▶ [Task prompt]:
Write the material out again in full, exactly.

○ ○ ○ ○ ○ ○ ○

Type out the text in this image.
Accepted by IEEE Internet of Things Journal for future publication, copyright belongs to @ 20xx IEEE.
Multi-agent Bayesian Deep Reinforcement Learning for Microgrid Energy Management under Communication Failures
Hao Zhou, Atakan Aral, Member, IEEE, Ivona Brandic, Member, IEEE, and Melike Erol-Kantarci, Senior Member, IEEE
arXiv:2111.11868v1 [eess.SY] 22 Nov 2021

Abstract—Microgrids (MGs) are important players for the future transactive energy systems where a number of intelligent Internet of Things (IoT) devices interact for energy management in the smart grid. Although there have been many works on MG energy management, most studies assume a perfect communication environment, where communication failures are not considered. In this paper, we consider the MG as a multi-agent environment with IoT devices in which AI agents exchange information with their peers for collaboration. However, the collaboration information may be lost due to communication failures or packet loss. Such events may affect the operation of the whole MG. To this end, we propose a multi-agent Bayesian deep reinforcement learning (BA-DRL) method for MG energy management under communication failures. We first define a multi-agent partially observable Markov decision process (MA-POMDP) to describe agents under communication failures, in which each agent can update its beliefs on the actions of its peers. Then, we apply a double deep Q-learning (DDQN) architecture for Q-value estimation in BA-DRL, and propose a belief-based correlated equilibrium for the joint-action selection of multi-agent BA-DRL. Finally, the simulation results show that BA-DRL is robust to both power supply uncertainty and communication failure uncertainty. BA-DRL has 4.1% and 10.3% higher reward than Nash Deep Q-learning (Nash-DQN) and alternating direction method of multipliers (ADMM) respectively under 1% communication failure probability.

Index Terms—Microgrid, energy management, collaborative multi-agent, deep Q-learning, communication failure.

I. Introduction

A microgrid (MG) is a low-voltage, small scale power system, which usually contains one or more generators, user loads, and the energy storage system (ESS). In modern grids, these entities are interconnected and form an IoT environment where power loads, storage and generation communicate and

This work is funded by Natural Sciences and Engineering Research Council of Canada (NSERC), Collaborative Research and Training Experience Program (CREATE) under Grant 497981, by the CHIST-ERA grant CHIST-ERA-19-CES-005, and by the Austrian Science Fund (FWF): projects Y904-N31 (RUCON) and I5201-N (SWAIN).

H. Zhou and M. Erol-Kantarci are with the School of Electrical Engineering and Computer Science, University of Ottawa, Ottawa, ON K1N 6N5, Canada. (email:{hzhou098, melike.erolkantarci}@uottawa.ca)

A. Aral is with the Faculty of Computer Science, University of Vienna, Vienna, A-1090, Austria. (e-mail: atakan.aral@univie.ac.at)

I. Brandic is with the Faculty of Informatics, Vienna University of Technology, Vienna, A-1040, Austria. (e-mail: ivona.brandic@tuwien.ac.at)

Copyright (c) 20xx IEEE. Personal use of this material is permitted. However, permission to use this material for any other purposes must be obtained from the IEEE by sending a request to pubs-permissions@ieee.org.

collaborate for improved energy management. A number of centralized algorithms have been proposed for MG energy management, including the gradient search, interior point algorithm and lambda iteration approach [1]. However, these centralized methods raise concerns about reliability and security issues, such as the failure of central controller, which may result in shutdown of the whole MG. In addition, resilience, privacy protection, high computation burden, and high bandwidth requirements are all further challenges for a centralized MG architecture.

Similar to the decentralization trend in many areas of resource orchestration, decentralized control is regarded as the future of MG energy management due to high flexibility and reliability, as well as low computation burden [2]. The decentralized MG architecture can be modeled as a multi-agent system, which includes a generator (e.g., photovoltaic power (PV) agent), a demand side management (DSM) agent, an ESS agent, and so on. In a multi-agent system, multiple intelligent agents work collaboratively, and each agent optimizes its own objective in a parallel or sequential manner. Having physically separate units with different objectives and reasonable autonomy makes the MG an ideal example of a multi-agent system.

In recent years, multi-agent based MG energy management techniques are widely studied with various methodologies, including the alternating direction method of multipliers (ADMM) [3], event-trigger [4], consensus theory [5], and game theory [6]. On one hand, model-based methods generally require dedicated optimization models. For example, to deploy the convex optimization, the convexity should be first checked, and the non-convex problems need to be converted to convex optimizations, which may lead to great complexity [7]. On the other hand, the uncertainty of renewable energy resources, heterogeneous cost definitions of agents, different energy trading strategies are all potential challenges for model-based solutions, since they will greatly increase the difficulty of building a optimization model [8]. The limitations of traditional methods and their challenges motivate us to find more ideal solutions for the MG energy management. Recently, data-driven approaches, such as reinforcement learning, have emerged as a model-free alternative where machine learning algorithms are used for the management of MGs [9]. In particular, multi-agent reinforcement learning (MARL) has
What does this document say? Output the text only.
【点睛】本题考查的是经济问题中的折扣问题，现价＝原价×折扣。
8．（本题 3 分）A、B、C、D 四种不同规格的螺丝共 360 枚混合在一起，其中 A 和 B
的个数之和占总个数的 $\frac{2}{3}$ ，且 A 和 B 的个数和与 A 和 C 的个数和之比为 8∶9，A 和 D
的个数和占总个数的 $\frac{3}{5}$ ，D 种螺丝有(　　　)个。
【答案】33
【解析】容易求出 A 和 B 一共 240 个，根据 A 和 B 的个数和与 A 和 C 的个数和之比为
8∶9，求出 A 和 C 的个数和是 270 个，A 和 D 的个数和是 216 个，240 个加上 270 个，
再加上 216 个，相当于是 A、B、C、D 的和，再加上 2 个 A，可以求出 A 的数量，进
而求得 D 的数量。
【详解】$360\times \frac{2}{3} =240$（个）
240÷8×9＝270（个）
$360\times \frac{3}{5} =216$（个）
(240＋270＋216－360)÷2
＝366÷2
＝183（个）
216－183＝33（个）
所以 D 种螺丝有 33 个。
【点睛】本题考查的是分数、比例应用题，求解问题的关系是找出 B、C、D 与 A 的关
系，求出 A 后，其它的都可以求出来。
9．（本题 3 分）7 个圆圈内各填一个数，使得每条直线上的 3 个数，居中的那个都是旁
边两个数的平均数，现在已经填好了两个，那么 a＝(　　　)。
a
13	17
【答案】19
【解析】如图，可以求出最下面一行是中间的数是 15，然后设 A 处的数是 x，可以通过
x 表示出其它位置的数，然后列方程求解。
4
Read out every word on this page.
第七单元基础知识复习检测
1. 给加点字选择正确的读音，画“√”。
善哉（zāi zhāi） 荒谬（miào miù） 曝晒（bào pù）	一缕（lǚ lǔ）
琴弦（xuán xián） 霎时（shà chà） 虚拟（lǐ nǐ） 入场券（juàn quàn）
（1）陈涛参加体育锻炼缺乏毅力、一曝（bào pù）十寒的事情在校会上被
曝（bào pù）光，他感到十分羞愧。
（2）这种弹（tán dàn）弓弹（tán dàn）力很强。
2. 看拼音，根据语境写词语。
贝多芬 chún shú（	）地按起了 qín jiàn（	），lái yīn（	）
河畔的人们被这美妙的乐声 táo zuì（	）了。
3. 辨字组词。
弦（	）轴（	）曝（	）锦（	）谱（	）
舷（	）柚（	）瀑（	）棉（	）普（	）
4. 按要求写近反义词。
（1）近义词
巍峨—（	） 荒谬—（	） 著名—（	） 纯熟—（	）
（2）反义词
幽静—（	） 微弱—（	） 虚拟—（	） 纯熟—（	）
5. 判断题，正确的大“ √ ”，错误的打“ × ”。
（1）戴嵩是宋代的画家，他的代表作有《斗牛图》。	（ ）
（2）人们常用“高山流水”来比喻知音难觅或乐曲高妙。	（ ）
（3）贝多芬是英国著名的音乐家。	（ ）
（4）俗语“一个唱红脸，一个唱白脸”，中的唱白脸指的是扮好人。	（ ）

○ ○ ○ ○ ○ ○ ○

▶ [Result of the task]:
Type out the text in this image.
Accepted by IEEE Internet of Things Journal for future publication, copyright belongs to @ 20xx IEEE.
Multi-agent Bayesian Deep Reinforcement Learning for Microgrid Energy Management under Communication Failures
Hao Zhou, Atakan Aral, Member, IEEE, Ivona Brandic, Member, IEEE, and Melike Erol-Kantarci, Senior Member, IEEE
arXiv:2111.11868v1 [eess.SY] 22 Nov 2021

Abstract—Microgrids (MGs) are important players for the future transactive energy systems where a number of intelligent Internet of Things (IoT) devices interact for energy management in the smart grid. Although there have been many works on MG energy management, most studies assume a perfect communication environment, where communication failures are not considered. In this paper, we consider the MG as a multi-agent environment with IoT devices in which AI agents exchange information with their peers for collaboration. However, the collaboration information may be lost due to communication failures or packet loss. Such events may affect the operation of the whole MG. To this end, we propose a multi-agent Bayesian deep reinforcement learning (BA-DRL) method for MG energy management under communication failures. We first define a multi-agent partially observable Markov decision process (MA-POMDP) to describe agents under communication failures, in which each agent can update its beliefs on the actions of its peers. Then, we apply a double deep Q-learning (DDQN) architecture for Q-value estimation in BA-DRL, and propose a belief-based correlated equilibrium for the joint-action selection of multi-agent BA-DRL. Finally, the simulation results show that BA-DRL is robust to both power supply uncertainty and communication failure uncertainty. BA-DRL has 4.1% and 10.3% higher reward than Nash Deep Q-learning (Nash-DQN) and alternating direction method of multipliers (ADMM) respectively under 1% communication failure probability.

Index Terms—Microgrid, energy management, collaborative multi-agent, deep Q-learning, communication failure.

I. Introduction

A microgrid (MG) is a low-voltage, small scale power system, which usually contains one or more generators, user loads, and the energy storage system (ESS). In modern grids, these entities are interconnected and form an IoT environment where power loads, storage and generation communicate and

This work is funded by Natural Sciences and Engineering Research Council of Canada (NSERC), Collaborative Research and Training Experience Program (CREATE) under Grant 497981, by the CHIST-ERA grant CHIST-ERA-19-CES-005, and by the Austrian Science Fund (FWF): projects Y904-N31 (RUCON) and I5201-N (SWAIN).

H. Zhou and M. Erol-Kantarci are with the School of Electrical Engineering and Computer Science, University of Ottawa, Ottawa, ON K1N 6N5, Canada. (email:{hzhou098, melike.erolkantarci}@uottawa.ca)

A. Aral is with the Faculty of Computer Science, University of Vienna, Vienna, A-1090, Austria. (e-mail: atakan.aral@univie.ac.at)

I. Brandic is with the Faculty of Informatics, Vienna University of Technology, Vienna, A-1040, Austria. (e-mail: ivona.brandic@tuwien.ac.at)

Copyright (c) 20xx IEEE. Personal use of this material is permitted. However, permission to use this material for any other purposes must be obtained from the IEEE by sending a request to pubs-permissions@ieee.org.

collaborate for improved energy management. A number of centralized algorithms have been proposed for MG energy management, including the gradient search, interior point algorithm and lambda iteration approach [1]. However, these centralized methods raise concerns about reliability and security issues, such as the failure of central controller, which may result in shutdown of the whole MG. In addition, resilience, privacy protection, high computation burden, and high bandwidth requirements are all further challenges for a centralized MG architecture.

Similar to the decentralization trend in many areas of resource orchestration, decentralized control is regarded as the future of MG energy management due to high flexibility and reliability, as well as low computation burden [2]. The decentralized MG architecture can be modeled as a multi-agent system, which includes a generator (e.g., photovoltaic power (PV) agent), a demand side management (DSM) agent, an ESS agent, and so on. In a multi-agent system, multiple intelligent agents work collaboratively, and each agent optimizes its own objective in a parallel or sequential manner. Having physically separate units with different objectives and reasonable autonomy makes the MG an ideal example of a multi-agent system.

In recent years, multi-agent based MG energy management techniques are widely studied with various methodologies, including the alternating direction method of multipliers (ADMM) [3], event-trigger [4], consensus theory [5], and game theory [6]. On one hand, model-based methods generally require dedicated optimization models. For example, to deploy the convex optimization, the convexity should be first checked, and the non-convex problems need to be converted to convex optimizations, which may lead to great complexity [7]. On the other hand, the uncertainty of renewable energy resources, heterogeneous cost definitions of agents, different energy trading strategies are all potential challenges for model-based solutions, since they will greatly increase the difficulty of building a optimization model [8]. The limitations of traditional methods and their challenges motivate us to find more ideal solutions for the MG energy management. Recently, data-driven approaches, such as reinforcement learning, have emerged as a model-free alternative where machine learning algorithms are used for the management of MGs [9]. In particular, multi-agent reinforcement learning (MARL) has
What does this document say? Output the text only.
【点睛】本题考查的是经济问题中的折扣问题，现价＝原价×折扣。
8．（本题 3 分）A、B、C、D 四种不同规格的螺丝共 360 枚混合在一起，其中 A 和 B
的个数之和占总个数的 $\frac{2}{3}$ ，且 A 和 B 的个数和与 A 和 C 的个数和之比为 8∶9，A 和 D
的个数和占总个数的 $\frac{3}{5}$ ，D 种螺丝有(　　　)个。
【答案】33
【解析】容易求出 A 和 B 一共 240 个，根据 A 和 B 的个数和与 A 和 C 的个数和之比为
8∶9，求出 A 和 C 的个数和是 270 个，A 和 D 的个数和是 216 个，240 个加上 270 个，
再加上 216 个，相当于是 A、B、C、D 的和，再加上 2 个 A，可以求出 A 的数量，进
而求得 D 的数量。
【详解】$360\times \frac{2}{3} =240$（个）
240÷8×9＝270（个）
$360\times \frac{3}{5} =216$（个）
(240＋270＋216－360)÷2
＝366÷2
＝183（个）
216－183＝33（个）
所以 D 种螺丝有 33 个。
【点睛】本题考查的是分数、比例应用题，求解问题的关系是找出 B、C、D 与 A 的关
系，求出 A 后，其它的都可以求出来。
9．（本题 3 分）7 个圆圈内各填一个数，使得每条直线上的 3 个数，居中的那个都是旁
边两个数的平均数，现在已经填好了两个，那么 a＝(　　　)。
a
13	17
【答案】19
【解析】如图，可以求出最下面一行是中间的数是 15，然后设 A 处的数是 x，可以通过
x 表示出其它位置的数，然后列方程求解。
4
Read out every word on this page.
第七单元基础知识复习检测
1. 给加点字选择正确的读音，画“√”。
善哉（zāi zhāi） 荒谬（miào miù） 曝晒（bào pù）	一缕（lǚ lǔ）
琴弦（xuán xián） 霎时（shà chà） 虚拟（lǐ nǐ） 入场券（juàn quàn）
（1）陈涛参加体育锻炼缺乏毅力、一曝（bào pù）十寒的事情在校会上被
曝（bào pù）光，他感到十分羞愧。
（2）这种弹（tán dàn）弓弹（tán dàn）力很强。
2. 看拼音，根据语境写词语。
贝多芬 chún shú（	）地按起了 qín jiàn（	），lái yīn（	）
河畔的人们被这美妙的乐声 táo zuì（	）了。
3. 辨字组词。
弦（	）轴（	）曝（	）锦（	）谱（	）
舷（	）柚（	）瀑（	）棉（	）普（	）
4. 按要求写近反义词。
（1）近义词
巍峨—（	） 荒谬—（	） 著名—（	） 纯熟—（	）
（2）反义词
幽静—（	） 微弱—（	） 虚拟—（	） 纯熟—（	）
5. 判断题，正确的大“ √ ”，错误的打“ × ”。
（1）戴嵩是宋代的画家，他的代表作有《斗牛图》。	（ ）
（2）人们常用“高山流水”来比喻知音难觅或乐曲高妙。	（ ）
（3）贝多芬是英国著名的音乐家。	（ ）
（4）俗语“一个唱红脸，一个唱白脸”，中的唱白脸指的是扮好人。	（ ）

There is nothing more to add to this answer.